Aim: Can you pull out each line of the data below that includes the word "Importantes"?

Recorded data:
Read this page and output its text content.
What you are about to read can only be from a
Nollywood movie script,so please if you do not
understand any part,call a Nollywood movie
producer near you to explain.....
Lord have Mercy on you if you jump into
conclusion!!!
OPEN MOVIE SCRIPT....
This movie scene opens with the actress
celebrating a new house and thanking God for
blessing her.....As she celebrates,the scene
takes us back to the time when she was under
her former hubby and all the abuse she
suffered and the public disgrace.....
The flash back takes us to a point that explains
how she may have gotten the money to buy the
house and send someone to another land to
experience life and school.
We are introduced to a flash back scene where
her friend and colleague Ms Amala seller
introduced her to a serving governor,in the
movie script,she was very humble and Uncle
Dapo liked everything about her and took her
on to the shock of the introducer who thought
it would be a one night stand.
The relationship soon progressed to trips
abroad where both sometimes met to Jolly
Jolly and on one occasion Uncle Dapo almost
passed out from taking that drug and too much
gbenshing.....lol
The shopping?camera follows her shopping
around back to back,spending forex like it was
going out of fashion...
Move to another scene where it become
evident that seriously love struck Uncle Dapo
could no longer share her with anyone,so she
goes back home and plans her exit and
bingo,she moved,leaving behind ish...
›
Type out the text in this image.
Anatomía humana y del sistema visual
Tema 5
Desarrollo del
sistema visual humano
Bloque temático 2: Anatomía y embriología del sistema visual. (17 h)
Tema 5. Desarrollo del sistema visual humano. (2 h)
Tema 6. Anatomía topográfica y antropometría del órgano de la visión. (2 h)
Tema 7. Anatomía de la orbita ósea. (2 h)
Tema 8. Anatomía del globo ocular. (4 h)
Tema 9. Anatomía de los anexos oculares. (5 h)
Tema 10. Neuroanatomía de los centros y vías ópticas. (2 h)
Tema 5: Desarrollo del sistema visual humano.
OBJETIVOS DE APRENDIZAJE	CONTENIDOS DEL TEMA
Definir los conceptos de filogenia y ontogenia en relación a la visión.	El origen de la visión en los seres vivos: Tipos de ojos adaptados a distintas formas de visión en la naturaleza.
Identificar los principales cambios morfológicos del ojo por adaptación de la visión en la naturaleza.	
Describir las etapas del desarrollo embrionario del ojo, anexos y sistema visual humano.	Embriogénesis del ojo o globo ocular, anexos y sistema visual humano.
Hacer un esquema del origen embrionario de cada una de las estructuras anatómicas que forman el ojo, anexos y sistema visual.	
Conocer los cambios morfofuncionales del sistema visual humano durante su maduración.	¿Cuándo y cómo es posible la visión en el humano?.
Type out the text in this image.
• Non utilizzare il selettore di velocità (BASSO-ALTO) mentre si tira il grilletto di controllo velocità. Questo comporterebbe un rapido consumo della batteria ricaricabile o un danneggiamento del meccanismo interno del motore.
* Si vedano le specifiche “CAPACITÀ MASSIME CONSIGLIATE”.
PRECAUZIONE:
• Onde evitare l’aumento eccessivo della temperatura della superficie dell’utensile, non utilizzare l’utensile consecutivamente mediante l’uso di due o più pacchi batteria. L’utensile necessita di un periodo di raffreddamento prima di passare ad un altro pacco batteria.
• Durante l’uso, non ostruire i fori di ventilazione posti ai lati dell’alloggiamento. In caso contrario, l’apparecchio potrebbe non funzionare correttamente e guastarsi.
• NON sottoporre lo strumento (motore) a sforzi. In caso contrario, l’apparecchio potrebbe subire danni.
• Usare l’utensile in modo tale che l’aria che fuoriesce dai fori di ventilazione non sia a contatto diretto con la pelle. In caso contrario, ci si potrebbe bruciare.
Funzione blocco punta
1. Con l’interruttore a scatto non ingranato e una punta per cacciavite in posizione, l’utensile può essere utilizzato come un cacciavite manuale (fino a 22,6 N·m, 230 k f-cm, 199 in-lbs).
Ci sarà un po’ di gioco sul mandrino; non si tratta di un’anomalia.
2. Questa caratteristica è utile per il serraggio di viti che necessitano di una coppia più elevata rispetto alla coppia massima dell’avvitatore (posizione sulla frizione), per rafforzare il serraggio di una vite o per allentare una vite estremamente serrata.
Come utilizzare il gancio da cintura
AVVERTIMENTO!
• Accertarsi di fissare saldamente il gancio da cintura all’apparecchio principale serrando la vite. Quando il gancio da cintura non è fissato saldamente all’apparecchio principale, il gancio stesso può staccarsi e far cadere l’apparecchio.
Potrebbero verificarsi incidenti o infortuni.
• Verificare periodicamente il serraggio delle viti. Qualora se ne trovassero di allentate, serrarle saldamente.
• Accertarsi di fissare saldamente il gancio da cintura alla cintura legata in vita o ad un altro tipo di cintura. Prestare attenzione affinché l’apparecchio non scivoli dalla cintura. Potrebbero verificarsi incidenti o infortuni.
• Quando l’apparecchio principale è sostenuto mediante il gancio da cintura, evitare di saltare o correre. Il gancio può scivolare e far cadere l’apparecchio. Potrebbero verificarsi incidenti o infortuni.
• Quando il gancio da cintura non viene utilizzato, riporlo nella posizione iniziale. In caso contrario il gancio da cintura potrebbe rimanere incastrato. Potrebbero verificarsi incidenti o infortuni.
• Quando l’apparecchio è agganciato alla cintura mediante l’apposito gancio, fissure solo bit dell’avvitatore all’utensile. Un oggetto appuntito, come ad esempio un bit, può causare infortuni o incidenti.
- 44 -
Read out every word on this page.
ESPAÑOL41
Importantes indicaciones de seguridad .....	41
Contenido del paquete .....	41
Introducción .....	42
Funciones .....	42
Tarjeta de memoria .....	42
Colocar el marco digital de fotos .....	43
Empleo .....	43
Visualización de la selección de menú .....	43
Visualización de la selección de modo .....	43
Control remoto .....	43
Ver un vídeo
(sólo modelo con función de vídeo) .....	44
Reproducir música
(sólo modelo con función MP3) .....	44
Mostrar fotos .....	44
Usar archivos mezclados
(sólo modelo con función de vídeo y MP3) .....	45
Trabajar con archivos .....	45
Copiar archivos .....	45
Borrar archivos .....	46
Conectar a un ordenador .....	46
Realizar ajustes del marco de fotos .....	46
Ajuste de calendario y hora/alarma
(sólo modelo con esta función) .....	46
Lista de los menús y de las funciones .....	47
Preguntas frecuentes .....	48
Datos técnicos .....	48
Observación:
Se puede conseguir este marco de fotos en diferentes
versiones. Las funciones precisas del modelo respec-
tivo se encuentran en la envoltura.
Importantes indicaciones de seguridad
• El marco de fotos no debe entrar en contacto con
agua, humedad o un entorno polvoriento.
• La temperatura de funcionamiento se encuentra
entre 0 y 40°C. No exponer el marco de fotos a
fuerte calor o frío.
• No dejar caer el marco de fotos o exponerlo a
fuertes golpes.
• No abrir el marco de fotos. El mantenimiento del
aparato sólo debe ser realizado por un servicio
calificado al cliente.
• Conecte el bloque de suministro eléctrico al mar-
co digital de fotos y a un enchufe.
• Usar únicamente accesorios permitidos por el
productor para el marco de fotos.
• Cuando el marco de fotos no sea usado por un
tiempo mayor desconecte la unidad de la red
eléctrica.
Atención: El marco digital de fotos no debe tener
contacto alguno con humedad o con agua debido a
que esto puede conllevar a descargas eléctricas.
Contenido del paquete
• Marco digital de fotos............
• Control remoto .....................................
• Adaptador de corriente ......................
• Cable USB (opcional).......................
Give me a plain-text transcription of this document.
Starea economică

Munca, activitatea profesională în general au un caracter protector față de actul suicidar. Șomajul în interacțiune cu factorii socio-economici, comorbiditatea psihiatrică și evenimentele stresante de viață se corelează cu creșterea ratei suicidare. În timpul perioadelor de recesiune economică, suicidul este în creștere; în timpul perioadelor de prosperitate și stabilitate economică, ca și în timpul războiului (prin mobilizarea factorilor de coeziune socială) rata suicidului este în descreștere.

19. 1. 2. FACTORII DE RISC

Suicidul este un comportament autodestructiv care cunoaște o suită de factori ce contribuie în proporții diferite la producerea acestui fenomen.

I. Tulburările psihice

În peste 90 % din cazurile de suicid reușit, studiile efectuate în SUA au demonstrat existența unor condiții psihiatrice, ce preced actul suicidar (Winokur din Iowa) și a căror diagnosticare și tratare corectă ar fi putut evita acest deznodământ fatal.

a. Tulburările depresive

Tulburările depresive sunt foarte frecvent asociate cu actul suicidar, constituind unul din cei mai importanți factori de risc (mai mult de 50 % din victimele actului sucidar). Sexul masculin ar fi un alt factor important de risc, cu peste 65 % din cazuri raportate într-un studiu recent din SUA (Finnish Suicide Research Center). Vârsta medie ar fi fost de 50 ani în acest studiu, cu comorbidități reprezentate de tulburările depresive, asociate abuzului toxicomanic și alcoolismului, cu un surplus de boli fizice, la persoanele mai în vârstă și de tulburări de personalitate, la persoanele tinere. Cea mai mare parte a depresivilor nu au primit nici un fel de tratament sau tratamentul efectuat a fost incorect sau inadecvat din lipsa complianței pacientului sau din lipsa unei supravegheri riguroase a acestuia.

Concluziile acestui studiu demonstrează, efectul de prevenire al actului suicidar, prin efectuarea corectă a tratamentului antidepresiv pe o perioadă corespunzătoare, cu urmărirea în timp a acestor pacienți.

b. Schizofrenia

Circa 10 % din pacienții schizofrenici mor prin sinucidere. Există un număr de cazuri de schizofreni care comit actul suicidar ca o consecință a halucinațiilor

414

Written answer:
Importantes indicaciones de seguridad .....	41
Importantes indicaciones de seguridad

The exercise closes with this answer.